• **STORED RECORDS**
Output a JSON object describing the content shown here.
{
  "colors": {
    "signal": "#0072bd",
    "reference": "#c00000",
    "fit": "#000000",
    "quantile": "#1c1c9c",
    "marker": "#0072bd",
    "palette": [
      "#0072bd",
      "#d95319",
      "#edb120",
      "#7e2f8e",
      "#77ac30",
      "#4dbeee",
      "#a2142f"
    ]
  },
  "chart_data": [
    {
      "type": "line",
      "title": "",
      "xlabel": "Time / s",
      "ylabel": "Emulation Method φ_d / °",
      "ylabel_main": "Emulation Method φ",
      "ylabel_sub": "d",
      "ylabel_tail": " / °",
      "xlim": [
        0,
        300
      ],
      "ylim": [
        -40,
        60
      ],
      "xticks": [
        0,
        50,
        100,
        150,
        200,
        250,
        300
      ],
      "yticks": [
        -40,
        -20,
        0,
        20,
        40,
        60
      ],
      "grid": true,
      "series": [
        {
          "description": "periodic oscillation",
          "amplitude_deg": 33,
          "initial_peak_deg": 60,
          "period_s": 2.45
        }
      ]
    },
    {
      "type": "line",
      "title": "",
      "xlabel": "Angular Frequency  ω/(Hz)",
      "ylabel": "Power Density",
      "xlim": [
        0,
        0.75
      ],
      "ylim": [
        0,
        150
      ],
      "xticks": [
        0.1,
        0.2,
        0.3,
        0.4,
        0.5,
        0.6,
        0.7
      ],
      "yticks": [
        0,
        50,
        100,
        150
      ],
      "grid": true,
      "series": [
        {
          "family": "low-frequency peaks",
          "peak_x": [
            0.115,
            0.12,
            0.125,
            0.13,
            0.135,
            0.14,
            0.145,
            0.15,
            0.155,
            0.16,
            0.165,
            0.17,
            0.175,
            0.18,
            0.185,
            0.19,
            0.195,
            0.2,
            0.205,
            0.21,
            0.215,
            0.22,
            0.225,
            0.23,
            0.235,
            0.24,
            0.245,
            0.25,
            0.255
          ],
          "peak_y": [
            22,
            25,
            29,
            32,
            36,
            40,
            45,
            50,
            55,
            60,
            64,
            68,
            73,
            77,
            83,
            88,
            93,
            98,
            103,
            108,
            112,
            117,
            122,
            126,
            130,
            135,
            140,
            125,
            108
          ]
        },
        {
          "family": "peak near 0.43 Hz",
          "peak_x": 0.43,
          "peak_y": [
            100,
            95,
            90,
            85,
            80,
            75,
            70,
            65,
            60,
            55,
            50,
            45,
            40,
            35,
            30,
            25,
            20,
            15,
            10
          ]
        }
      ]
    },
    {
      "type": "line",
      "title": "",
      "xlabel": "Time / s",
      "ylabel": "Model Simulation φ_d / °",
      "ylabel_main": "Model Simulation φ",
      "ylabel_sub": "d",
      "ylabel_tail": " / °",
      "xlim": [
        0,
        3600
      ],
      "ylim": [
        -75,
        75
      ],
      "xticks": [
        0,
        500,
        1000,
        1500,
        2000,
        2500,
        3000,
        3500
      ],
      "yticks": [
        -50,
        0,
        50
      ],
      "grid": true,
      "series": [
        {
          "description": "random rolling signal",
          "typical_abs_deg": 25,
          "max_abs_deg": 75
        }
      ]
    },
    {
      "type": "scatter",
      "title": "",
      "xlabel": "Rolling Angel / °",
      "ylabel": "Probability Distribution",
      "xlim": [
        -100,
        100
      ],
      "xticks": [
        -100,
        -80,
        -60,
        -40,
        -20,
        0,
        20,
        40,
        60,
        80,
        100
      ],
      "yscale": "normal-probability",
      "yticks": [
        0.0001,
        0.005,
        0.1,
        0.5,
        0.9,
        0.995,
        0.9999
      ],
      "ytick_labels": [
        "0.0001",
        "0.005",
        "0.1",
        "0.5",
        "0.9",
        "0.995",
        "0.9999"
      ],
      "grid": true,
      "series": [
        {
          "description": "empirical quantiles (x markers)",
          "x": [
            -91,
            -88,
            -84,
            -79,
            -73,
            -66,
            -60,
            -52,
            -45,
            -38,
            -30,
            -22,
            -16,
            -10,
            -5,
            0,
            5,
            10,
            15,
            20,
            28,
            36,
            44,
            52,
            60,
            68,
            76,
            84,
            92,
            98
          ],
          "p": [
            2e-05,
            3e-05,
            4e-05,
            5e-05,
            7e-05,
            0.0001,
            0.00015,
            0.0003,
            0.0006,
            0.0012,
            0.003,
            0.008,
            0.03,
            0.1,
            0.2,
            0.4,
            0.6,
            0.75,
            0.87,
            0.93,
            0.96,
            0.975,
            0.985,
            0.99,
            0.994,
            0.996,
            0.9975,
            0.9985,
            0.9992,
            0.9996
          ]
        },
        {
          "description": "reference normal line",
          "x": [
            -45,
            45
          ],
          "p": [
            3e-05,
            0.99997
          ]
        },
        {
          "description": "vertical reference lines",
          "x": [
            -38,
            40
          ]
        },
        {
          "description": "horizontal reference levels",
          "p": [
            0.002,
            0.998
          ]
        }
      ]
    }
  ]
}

• **SET EXERCISE**
Copy every line above that includes the string "xlabel".

• **RESULT FOR THIS EXERCISE**
      "xlabel": "Time / s",
      "xlabel": "Angular Frequency  ω/(Hz)",
      "xlabel": "Time / s",
      "xlabel": "Rolling Angel / °",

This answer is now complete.